Images are not part of the copy; transcribe all the data exactly.

Data items:
_ _ _ _

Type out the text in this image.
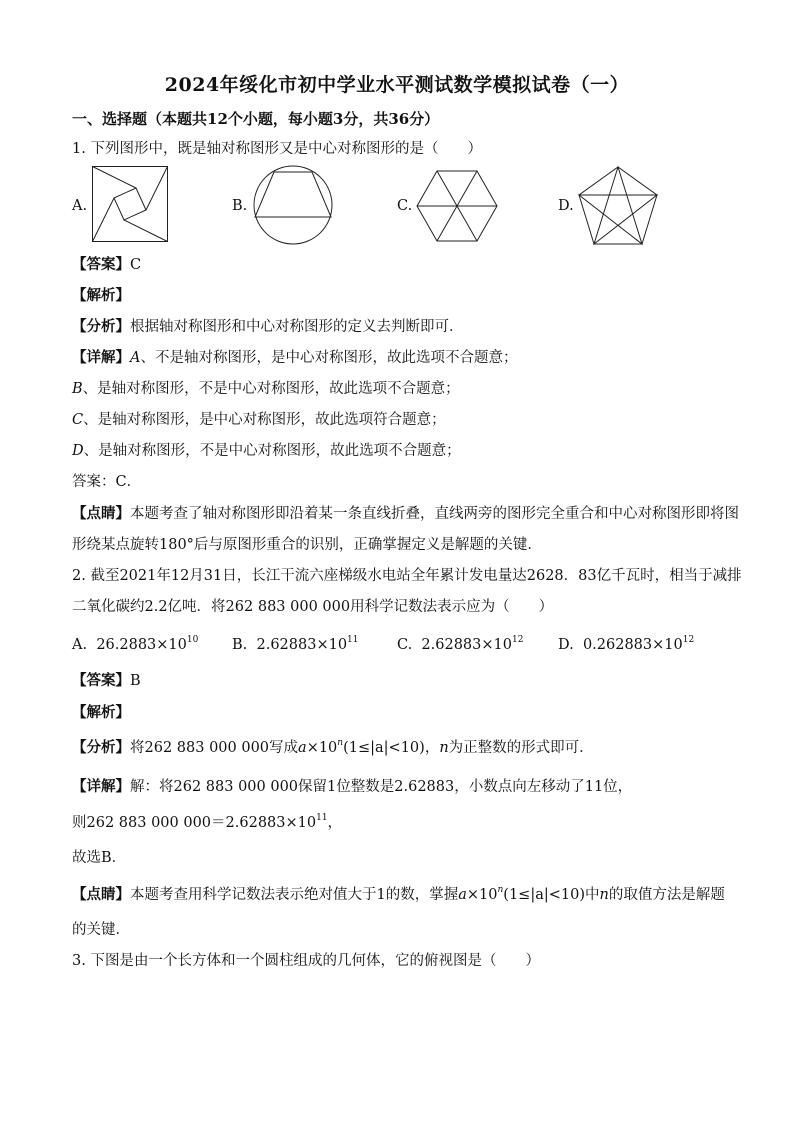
2024年绥化市初中学业水平测试数学模拟试卷（一）
一、选择题（本题共12个小题，每小题3分，共36分）
1. 下列图形中，既是轴对称图形又是中心对称图形的是（　　）
A.	B.	C.	D.
【答案】C
【解析】
【分析】根据轴对称图形和中心对称图形的定义去判断即可．
【详解】A、不是轴对称图形，是中心对称图形，故此选项不合题意；
B、是轴对称图形，不是中心对称图形，故此选项不合题意；
C、是轴对称图形，是中心对称图形，故此选项符合题意；
D、是轴对称图形，不是中心对称图形，故此选项不合题意；
答案：C．
【点睛】本题考查了轴对称图形即沿着某一条直线折叠，直线两旁的图形完全重合和中心对称图形即将图
形绕某点旋转180°后与原图形重合的识别，正确掌握定义是解题的关键．
2. 截至2021年12月31日，长江干流六座梯级水电站全年累计发电量达2628．83亿千瓦时，相当于减排
二氧化碳约2.2亿吨．将262 883 000 000用科学记数法表示应为（　　）
A. $26.2883\times 10^{10}$ B. $2.62883\times 10^{11}$	C. $2.62883\times 10^{12}$ D. $0.262883\times 10^{12}$
【答案】B
【解析】
【分析】将262 883 000 000写成$a\times 10^n(1\le|a|<10)$，n为正整数的形式即可．
【详解】解：将262 883 000 000保留1位整数是2.62883，小数点向左移动了11位，
则262 883 000 $000=2.62883\times 10^{11}$，
故选B．
【点睛】本题考查用科学记数法表示绝对值大于1的数，掌握$a\times 10^n(1\le|a|<10)$中n的取值方法是解题
的关键．
3. 下图是由一个长方体和一个圆柱组成的几何体，它的俯视图是（　　）
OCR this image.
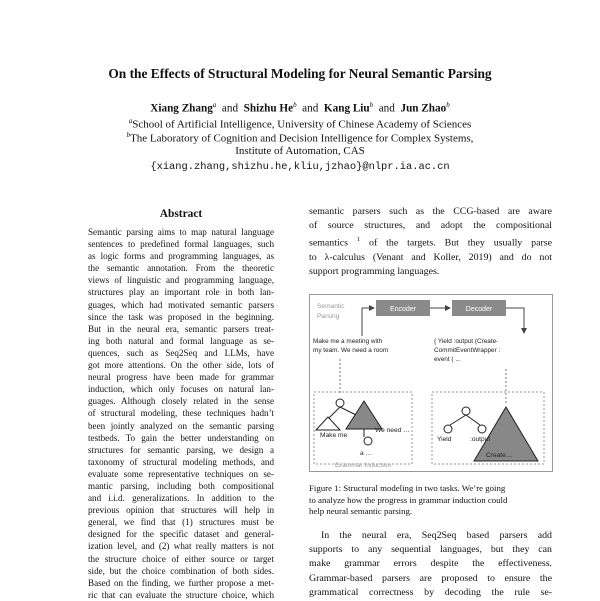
On the Effects of Structural Modeling for Neural Semantic Parsing
Xiang Zhang$^a$ and Shizhu He$^b$ and Kang Liu$^b$ and Jun Zhao$^b$
$^a$School of Artificial Intelligence, University of Chinese Academy of Sciences
$^b$The Laboratory of Cognition and Decision Intelligence for Complex Systems,
Institute of Automation, CAS
{xiang.zhang,shizhu.he,kliu,jzhao}@nlpr.ia.ac.cn
Abstract
Semantic parsing aims to map natural language
sentences to predefined formal languages, such
as logic forms and programming languages, as
the semantic annotation. From the theoretic
views of linguistic and programming language,
structures play an important role in both lan-
guages, which had motivated semantic parsers
since the task was proposed in the beginning.
But in the neural era, semantic parsers treat-
ing both natural and formal language as se-
quences, such as Seq2Seq and LLMs, have
got more attentions. On the other side, lots of
neural progress have been made for grammar
induction, which only focuses on natural lan-
guages. Although closely related in the sense
of structural modeling, these techniques hadn’t
been jointly analyzed on the semantic parsing
testbeds. To gain the better understanding on
structures for semantic parsing, we design a
taxonomy of structural modeling methods, and
evaluate some representative techniques on se-
mantic parsing, including both compositional
and i.i.d. generalizations. In addition to the
previous opinion that structures will help in
general, we find that (1) structures must be
designed for the specific dataset and general-
ization level, and (2) what really matters is not
the structure choice of either source or target
side, but the choice combination of both sides.
Based on the finding, we further propose a met-
ric that can evaluate the structure choice, which
semantic parsers such as the CCG-based are aware
of source structures, and adopt the compositional
semantics $^1$ of the targets. But they usually parse
to λ-calculus (Venant and Koller, 2019) and do not
support programming languages.
Semantic
Parsing
Encoder	Decoder
Make me a meeting with
my team. We need a room
{ Yield :output (Create-
CommitEventWrapper :
event ( ...
Grammar Induction
Make me
We need …
a …
Yield	:output
Create…
Figure 1: Structural modeling in two tasks. We’re going
to analyze how the progress in grammar induction could
help neural semantic parsing.
In the neural era, Seq2Seq based parsers add
supports to any sequential languages, but they can
make grammar errors despite the effectiveness.
Grammar-based parsers are proposed to ensure the
grammatical correctness by decoding the rule se-
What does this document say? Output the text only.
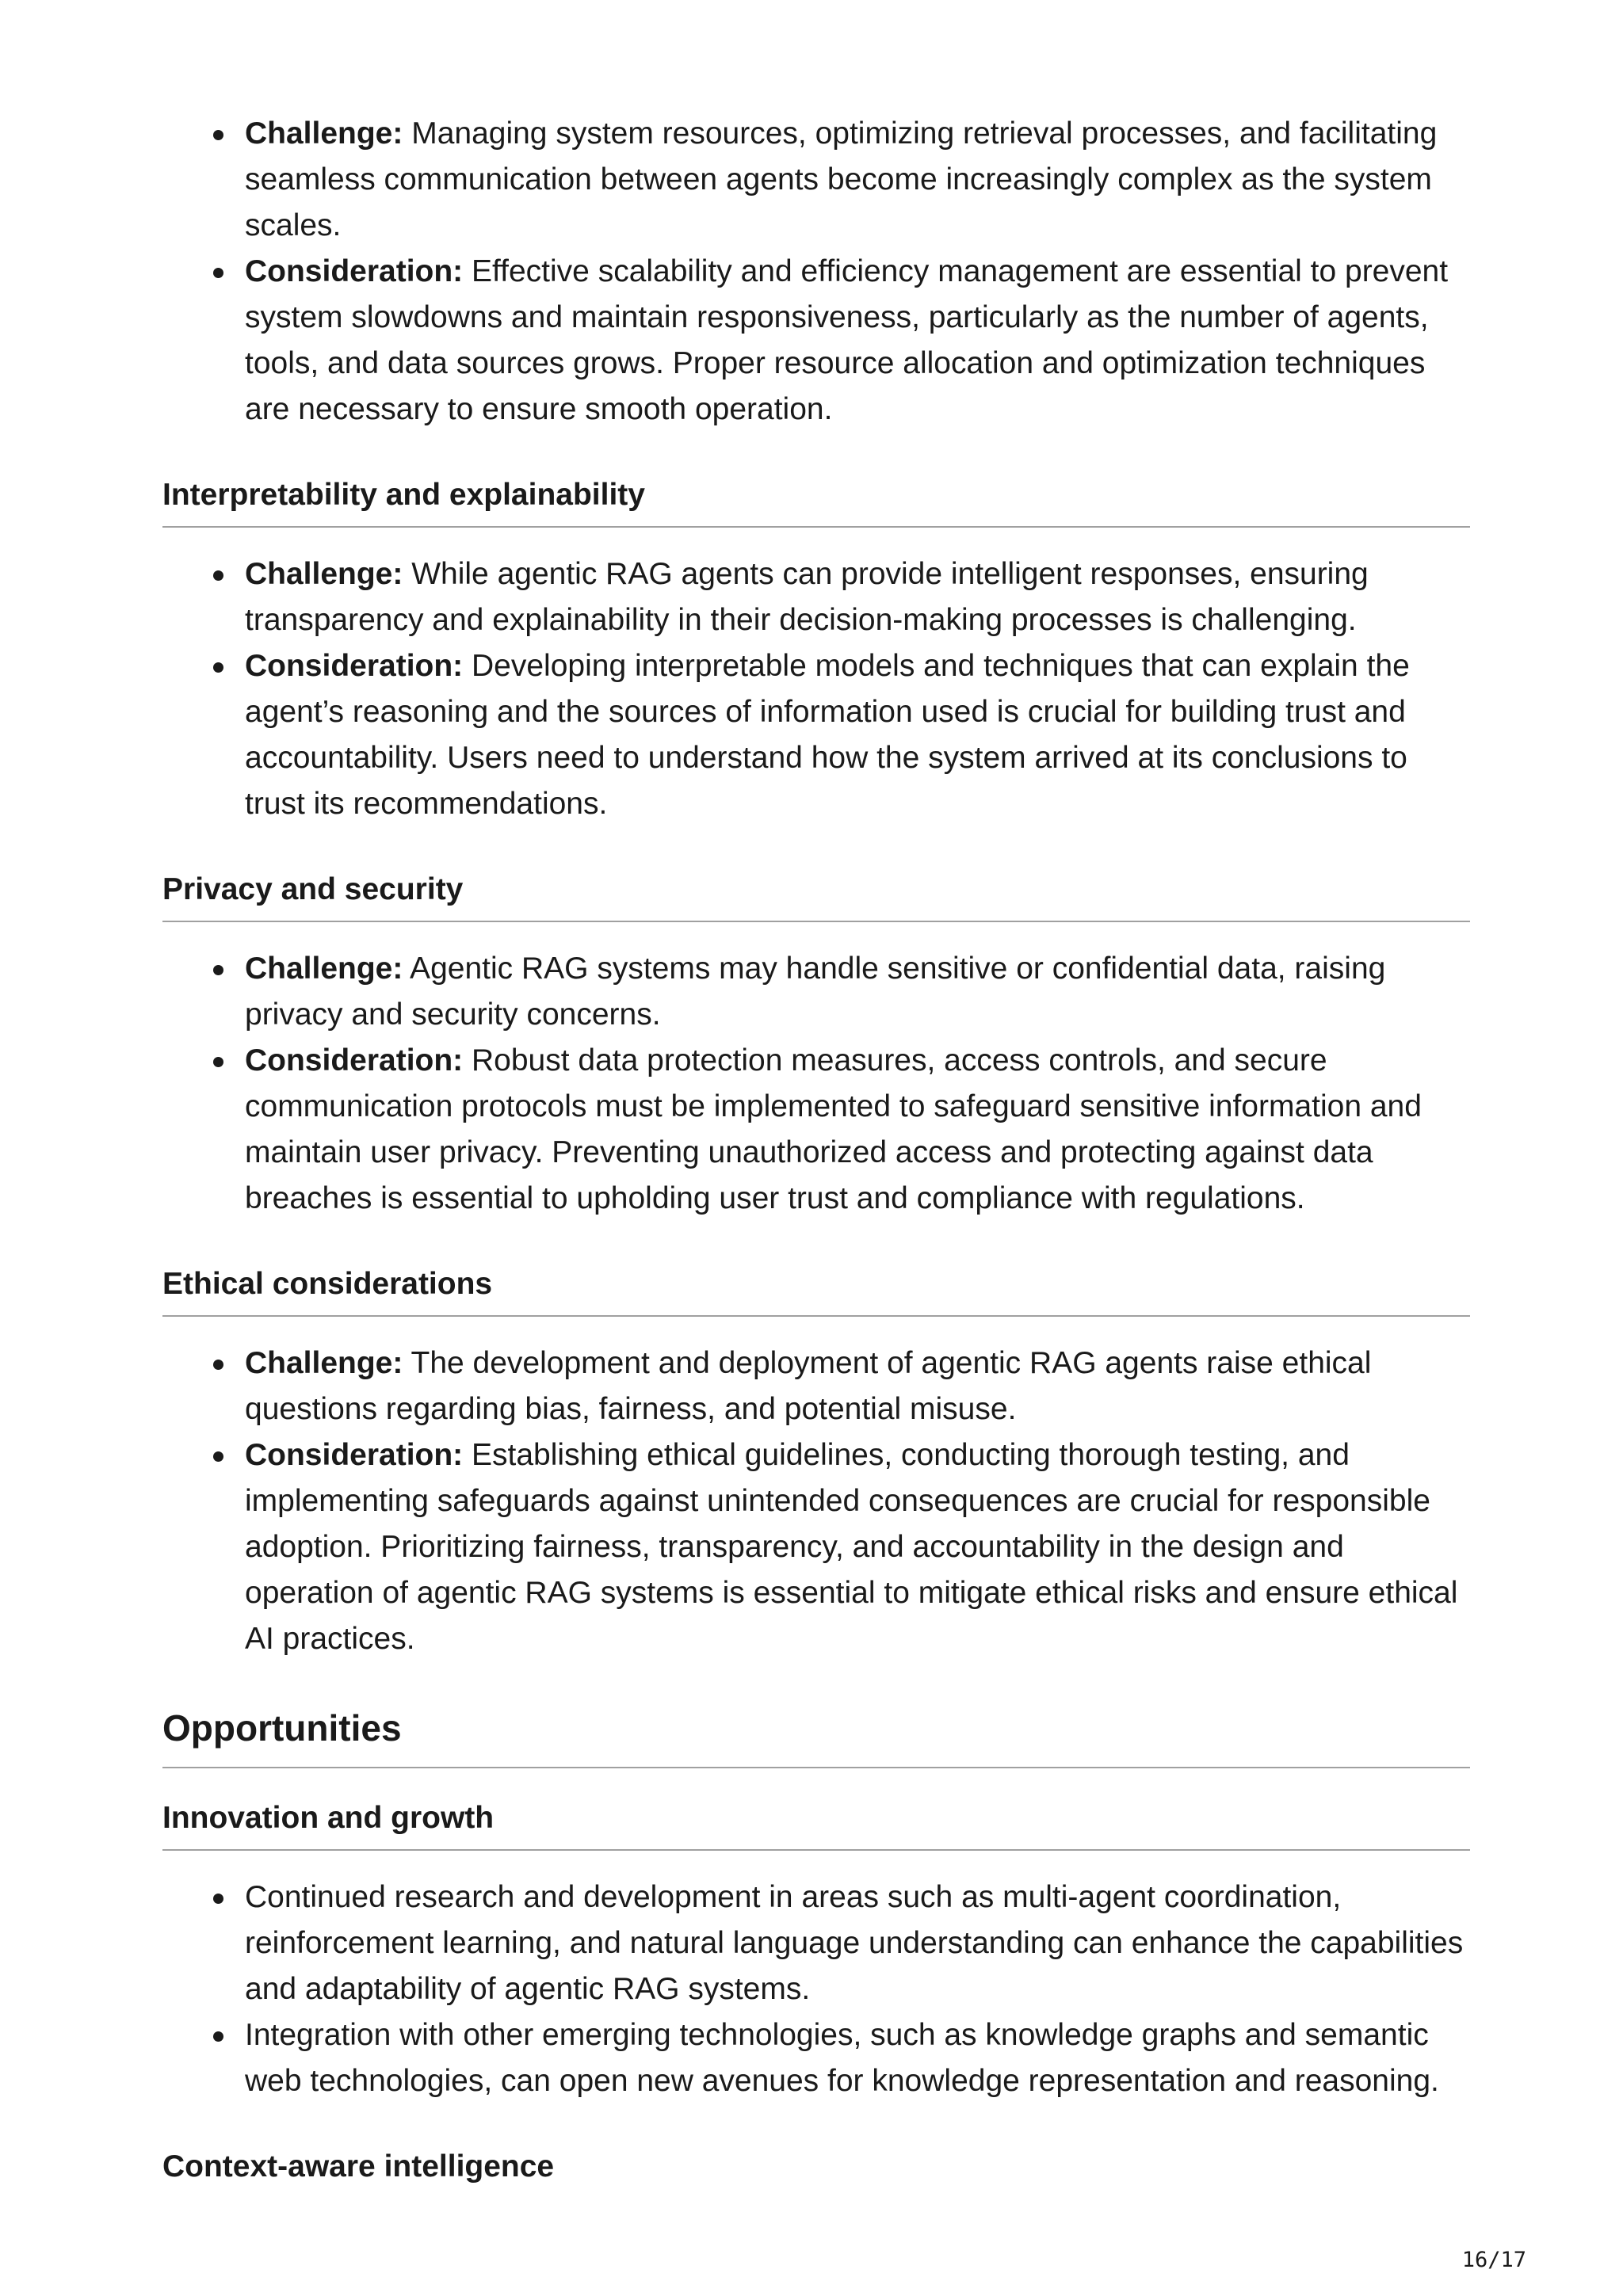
Challenge: Managing system resources, optimizing retrieval processes, and facilitating seamless communication between agents become increasingly complex as the system scales.
Consideration: Effective scalability and efficiency management are essential to prevent system slowdowns and maintain responsiveness, particularly as the number of agents, tools, and data sources grows. Proper resource allocation and optimization techniques are necessary to ensure smooth operation.
Interpretability and explainability
Challenge: While agentic RAG agents can provide intelligent responses, ensuring transparency and explainability in their decision-making processes is challenging.
Consideration: Developing interpretable models and techniques that can explain the agent’s reasoning and the sources of information used is crucial for building trust and accountability. Users need to understand how the system arrived at its conclusions to trust its recommendations.
Privacy and security
Challenge: Agentic RAG systems may handle sensitive or confidential data, raising privacy and security concerns.
Consideration: Robust data protection measures, access controls, and secure communication protocols must be implemented to safeguard sensitive information and maintain user privacy. Preventing unauthorized access and protecting against data breaches is essential to upholding user trust and compliance with regulations.
Ethical considerations
Challenge: The development and deployment of agentic RAG agents raise ethical questions regarding bias, fairness, and potential misuse.
Consideration: Establishing ethical guidelines, conducting thorough testing, and implementing safeguards against unintended consequences are crucial for responsible adoption. Prioritizing fairness, transparency, and accountability in the design and operation of agentic RAG systems is essential to mitigate ethical risks and ensure ethical AI practices.
Opportunities
Innovation and growth
Continued research and development in areas such as multi-agent coordination, reinforcement learning, and natural language understanding can enhance the capabilities and adaptability of agentic RAG systems.
Integration with other emerging technologies, such as knowledge graphs and semantic web technologies, can open new avenues for knowledge representation and reasoning.
Context-aware intelligence
16/17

_ _ _ _

▶ _Result of the task_:
Type out the text in this image.
2024年绥化市初中学业水平测试数学模拟试卷（一）
一、选择题（本题共12个小题，每小题3分，共36分）
1. 下列图形中，既是轴对称图形又是中心对称图形的是（　　）
A.	B.	C.	D.
【答案】C
【解析】
【分析】根据轴对称图形和中心对称图形的定义去判断即可．
【详解】A、不是轴对称图形，是中心对称图形，故此选项不合题意；
B、是轴对称图形，不是中心对称图形，故此选项不合题意；
C、是轴对称图形，是中心对称图形，故此选项符合题意；
D、是轴对称图形，不是中心对称图形，故此选项不合题意；
答案：C．
【点睛】本题考查了轴对称图形即沿着某一条直线折叠，直线两旁的图形完全重合和中心对称图形即将图
形绕某点旋转180°后与原图形重合的识别，正确掌握定义是解题的关键．
2. 截至2021年12月31日，长江干流六座梯级水电站全年累计发电量达2628．83亿千瓦时，相当于减排
二氧化碳约2.2亿吨．将262 883 000 000用科学记数法表示应为（　　）
A. $26.2883\times 10^{10}$ B. $2.62883\times 10^{11}$	C. $2.62883\times 10^{12}$ D. $0.262883\times 10^{12}$
【答案】B
【解析】
【分析】将262 883 000 000写成$a\times 10^n(1\le|a|<10)$，n为正整数的形式即可．
【详解】解：将262 883 000 000保留1位整数是2.62883，小数点向左移动了11位，
则262 883 000 $000=2.62883\times 10^{11}$，
故选B．
【点睛】本题考查用科学记数法表示绝对值大于1的数，掌握$a\times 10^n(1\le|a|<10)$中n的取值方法是解题
的关键．
3. 下图是由一个长方体和一个圆柱组成的几何体，它的俯视图是（　　）
OCR this image.
On the Effects of Structural Modeling for Neural Semantic Parsing
Xiang Zhang$^a$ and Shizhu He$^b$ and Kang Liu$^b$ and Jun Zhao$^b$
$^a$School of Artificial Intelligence, University of Chinese Academy of Sciences
$^b$The Laboratory of Cognition and Decision Intelligence for Complex Systems,
Institute of Automation, CAS
{xiang.zhang,shizhu.he,kliu,jzhao}@nlpr.ia.ac.cn
Abstract
Semantic parsing aims to map natural language
sentences to predefined formal languages, such
as logic forms and programming languages, as
the semantic annotation. From the theoretic
views of linguistic and programming language,
structures play an important role in both lan-
guages, which had motivated semantic parsers
since the task was proposed in the beginning.
But in the neural era, semantic parsers treat-
ing both natural and formal language as se-
quences, such as Seq2Seq and LLMs, have
got more attentions. On the other side, lots of
neural progress have been made for grammar
induction, which only focuses on natural lan-
guages. Although closely related in the sense
of structural modeling, these techniques hadn’t
been jointly analyzed on the semantic parsing
testbeds. To gain the better understanding on
structures for semantic parsing, we design a
taxonomy of structural modeling methods, and
evaluate some representative techniques on se-
mantic parsing, including both compositional
and i.i.d. generalizations. In addition to the
previous opinion that structures will help in
general, we find that (1) structures must be
designed for the specific dataset and general-
ization level, and (2) what really matters is not
the structure choice of either source or target
side, but the choice combination of both sides.
Based on the finding, we further propose a met-
ric that can evaluate the structure choice, which
semantic parsers such as the CCG-based are aware
of source structures, and adopt the compositional
semantics $^1$ of the targets. But they usually parse
to λ-calculus (Venant and Koller, 2019) and do not
support programming languages.
Semantic
Parsing
Encoder	Decoder
Make me a meeting with
my team. We need a room
{ Yield :output (Create-
CommitEventWrapper :
event ( ...
Grammar Induction
Make me
We need …
a …
Yield	:output
Create…
Figure 1: Structural modeling in two tasks. We’re going
to analyze how the progress in grammar induction could
help neural semantic parsing.
In the neural era, Seq2Seq based parsers add
supports to any sequential languages, but they can
make grammar errors despite the effectiveness.
Grammar-based parsers are proposed to ensure the
grammatical correctness by decoding the rule se-
What does this document say? Output the text only.
Challenge: Managing system resources, optimizing retrieval processes, and facilitating seamless communication between agents become increasingly complex as the system scales.
Consideration: Effective scalability and efficiency management are essential to prevent system slowdowns and maintain responsiveness, particularly as the number of agents, tools, and data sources grows. Proper resource allocation and optimization techniques are necessary to ensure smooth operation.
Interpretability and explainability
Challenge: While agentic RAG agents can provide intelligent responses, ensuring transparency and explainability in their decision-making processes is challenging.
Consideration: Developing interpretable models and techniques that can explain the agent’s reasoning and the sources of information used is crucial for building trust and accountability. Users need to understand how the system arrived at its conclusions to trust its recommendations.
Privacy and security
Challenge: Agentic RAG systems may handle sensitive or confidential data, raising privacy and security concerns.
Consideration: Robust data protection measures, access controls, and secure communication protocols must be implemented to safeguard sensitive information and maintain user privacy. Preventing unauthorized access and protecting against data breaches is essential to upholding user trust and compliance with regulations.
Ethical considerations
Challenge: The development and deployment of agentic RAG agents raise ethical questions regarding bias, fairness, and potential misuse.
Consideration: Establishing ethical guidelines, conducting thorough testing, and implementing safeguards against unintended consequences are crucial for responsible adoption. Prioritizing fairness, transparency, and accountability in the design and operation of agentic RAG systems is essential to mitigate ethical risks and ensure ethical AI practices.
Opportunities
Innovation and growth
Continued research and development in areas such as multi-agent coordination, reinforcement learning, and natural language understanding can enhance the capabilities and adaptability of agentic RAG systems.
Integration with other emerging technologies, such as knowledge graphs and semantic web technologies, can open new avenues for knowledge representation and reasoning.
Context-aware intelligence
16/17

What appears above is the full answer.